If the stock falls signifigantly retention bonuses are almost always paid.

post #10587 of 11202
Quote:
Originally Posted by GreenFrog View Post

While I do agree that amazon's comp structure tilts it in favor of the company, I doubt any employees are complaining given the stock's amazing performance, especially those who have been there long term.

If no employees are complaining because they're shitting gold, it's pretty hard to see how that's a comp structure that tilts in favor of the company. Win-win, maybe. By definition, a comp structure that tilts in favor of the company should yield a lot of disgruntled employees.


Now if part of the upside for employees is contingent, different people will value that risk-reward payoff differently. Presumably the people that choose to go there are more comfortable with the trade-offs involved. And if it's a shitty place to work, as with many other places whether it's worth putting up with that for what you're getting paid is an individualized decision.
But those are different questions than whether the compensation structure tilts in favor of the company (any more than the norm).
post #10588 of 11202
Quote:
Originally Posted by MSchapiro View Post

This is pretty common in oil and gas and finance. 
Everyone except the lowest two rungs at my employer gets at least something similar to GF.

Yeah, my bonuses (except for the lower rungs) have been between 25% and 50% of base. My understanding is that the higher up you go, the larger that % tends to be, although the percentage becomes much more variable. Basically there's a limit to how far you can go with guaranteed salary, but you receive a larger share of the firm's profits in good years.

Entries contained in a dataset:
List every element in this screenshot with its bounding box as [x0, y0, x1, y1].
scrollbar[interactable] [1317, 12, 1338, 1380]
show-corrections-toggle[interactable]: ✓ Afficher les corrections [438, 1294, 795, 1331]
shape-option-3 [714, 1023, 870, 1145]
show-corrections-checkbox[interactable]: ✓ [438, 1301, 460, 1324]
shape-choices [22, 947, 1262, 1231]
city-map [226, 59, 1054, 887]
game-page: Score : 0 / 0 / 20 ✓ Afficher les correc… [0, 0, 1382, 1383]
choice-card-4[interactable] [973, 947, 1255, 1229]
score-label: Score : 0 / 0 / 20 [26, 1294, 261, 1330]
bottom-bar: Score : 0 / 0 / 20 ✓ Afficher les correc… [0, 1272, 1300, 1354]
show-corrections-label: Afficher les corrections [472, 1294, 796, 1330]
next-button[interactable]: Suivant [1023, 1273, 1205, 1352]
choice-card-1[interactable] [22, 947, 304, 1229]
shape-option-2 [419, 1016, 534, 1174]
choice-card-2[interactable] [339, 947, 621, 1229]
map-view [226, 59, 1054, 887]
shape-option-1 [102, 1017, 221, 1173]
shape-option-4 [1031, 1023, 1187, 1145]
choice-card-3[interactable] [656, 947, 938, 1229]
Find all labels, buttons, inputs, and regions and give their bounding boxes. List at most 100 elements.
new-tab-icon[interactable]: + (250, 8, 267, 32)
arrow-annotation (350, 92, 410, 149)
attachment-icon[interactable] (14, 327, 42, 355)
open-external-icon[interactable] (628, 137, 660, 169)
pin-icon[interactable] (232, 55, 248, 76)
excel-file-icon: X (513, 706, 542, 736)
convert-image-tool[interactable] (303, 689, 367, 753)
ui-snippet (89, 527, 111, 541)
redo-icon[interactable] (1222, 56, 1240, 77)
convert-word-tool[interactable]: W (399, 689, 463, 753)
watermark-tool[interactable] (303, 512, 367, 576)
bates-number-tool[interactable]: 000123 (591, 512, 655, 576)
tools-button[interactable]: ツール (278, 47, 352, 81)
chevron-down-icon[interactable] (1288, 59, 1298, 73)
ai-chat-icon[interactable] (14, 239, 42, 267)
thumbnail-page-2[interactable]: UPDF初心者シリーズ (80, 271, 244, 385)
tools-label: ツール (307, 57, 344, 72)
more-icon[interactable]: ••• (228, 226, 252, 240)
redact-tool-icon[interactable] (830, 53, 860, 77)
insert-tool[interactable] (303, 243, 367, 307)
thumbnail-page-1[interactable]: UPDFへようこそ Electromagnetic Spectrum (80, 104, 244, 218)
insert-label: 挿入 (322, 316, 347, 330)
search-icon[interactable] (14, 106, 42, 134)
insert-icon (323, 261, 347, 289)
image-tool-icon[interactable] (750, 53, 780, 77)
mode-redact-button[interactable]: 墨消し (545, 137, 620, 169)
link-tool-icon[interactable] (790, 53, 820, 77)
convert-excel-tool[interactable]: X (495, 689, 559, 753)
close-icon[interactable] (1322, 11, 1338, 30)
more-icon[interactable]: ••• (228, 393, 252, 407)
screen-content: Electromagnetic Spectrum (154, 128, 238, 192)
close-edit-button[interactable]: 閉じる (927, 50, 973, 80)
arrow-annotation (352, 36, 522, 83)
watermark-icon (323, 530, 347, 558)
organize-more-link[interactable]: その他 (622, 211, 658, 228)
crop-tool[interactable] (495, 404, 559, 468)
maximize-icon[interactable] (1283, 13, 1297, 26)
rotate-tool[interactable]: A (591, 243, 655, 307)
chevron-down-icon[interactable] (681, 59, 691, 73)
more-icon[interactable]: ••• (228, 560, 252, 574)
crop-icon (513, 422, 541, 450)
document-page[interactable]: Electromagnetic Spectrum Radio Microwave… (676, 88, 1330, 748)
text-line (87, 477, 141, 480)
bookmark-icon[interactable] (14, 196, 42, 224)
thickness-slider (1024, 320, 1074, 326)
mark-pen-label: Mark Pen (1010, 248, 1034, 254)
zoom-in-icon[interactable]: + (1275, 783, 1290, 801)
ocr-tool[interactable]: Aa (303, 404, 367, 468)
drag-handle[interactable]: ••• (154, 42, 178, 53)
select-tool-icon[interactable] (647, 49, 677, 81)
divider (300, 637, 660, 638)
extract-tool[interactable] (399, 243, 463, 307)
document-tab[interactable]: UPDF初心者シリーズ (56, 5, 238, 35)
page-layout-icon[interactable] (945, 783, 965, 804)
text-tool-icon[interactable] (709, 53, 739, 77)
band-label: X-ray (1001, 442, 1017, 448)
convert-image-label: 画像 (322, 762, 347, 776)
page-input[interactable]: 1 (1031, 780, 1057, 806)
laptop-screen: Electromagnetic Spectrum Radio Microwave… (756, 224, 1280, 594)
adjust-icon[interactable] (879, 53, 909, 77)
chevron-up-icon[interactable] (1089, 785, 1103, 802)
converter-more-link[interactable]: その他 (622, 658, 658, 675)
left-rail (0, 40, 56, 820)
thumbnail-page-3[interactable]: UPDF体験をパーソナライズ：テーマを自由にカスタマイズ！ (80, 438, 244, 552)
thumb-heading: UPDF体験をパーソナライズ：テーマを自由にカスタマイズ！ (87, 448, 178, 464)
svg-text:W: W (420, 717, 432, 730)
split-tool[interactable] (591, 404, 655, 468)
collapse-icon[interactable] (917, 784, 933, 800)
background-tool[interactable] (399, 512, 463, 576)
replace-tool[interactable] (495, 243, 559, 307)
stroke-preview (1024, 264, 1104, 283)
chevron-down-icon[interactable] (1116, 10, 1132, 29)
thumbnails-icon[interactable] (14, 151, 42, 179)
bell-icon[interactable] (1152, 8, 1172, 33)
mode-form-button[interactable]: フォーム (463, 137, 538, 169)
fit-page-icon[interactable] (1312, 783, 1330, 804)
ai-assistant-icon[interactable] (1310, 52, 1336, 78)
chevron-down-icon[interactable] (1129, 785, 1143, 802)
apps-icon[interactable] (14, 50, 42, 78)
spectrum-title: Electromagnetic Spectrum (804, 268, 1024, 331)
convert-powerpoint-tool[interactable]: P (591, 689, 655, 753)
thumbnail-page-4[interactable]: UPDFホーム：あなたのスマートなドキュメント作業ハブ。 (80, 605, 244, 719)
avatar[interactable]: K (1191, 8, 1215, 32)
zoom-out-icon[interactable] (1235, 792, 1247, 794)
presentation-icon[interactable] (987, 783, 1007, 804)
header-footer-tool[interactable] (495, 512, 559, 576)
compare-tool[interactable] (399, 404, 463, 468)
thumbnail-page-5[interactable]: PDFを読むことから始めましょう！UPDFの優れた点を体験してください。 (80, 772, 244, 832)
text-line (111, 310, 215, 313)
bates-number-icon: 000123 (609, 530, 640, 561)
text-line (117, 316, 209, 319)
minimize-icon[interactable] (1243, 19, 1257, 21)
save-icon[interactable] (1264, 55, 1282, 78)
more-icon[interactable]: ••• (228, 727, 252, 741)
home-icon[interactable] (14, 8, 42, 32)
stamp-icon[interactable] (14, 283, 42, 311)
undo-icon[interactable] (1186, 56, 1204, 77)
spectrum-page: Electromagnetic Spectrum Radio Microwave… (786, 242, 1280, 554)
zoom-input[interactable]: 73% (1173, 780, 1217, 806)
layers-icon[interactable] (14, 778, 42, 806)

> Required work
A. Could you give again, word for word, the part of the compensation forum thread between "Everyone except the" and "in good years.", inclusive?
B. Answer these questions from the compensation forum thread:
(i) According to the first line, what is almost always paid if the stock falls significantly?
(ii) In which industries does the post quoting MSchapiro say this is pretty common?
(iii) Within what range of base pay have the poster's bonuses been?
C. Could you rewrite the paragraph in the compensation forum thread that begins "Now if part of the upside" as a short list that keeps its main points?

> Responses by item number
A.
Everyone except the lowest two rungs at my employer gets at least something similar to GF.

Yeah, my bonuses (except for the lower rungs) have been between 25% and 50% of base. My understanding is that the higher up you go, the larger that % tends to be, although the percentage becomes much more variable. Basically there's a limit to how far you can go with guaranteed salary, but you receive a larger share of the firm's profits in good years.

B.
(i) Retention bonuses.
(ii) Oil and gas, and finance.
(iii) Between 25% and 50% of base.

C.
- When part of employees' upside is contingent, different people value that risk-reward payoff differently.
- Presumably, those who choose to work there are more comfortable with the trade-offs.
- If it's a bad place to work, whether the pay makes it worth putting up with is an individual decision, as at many other places.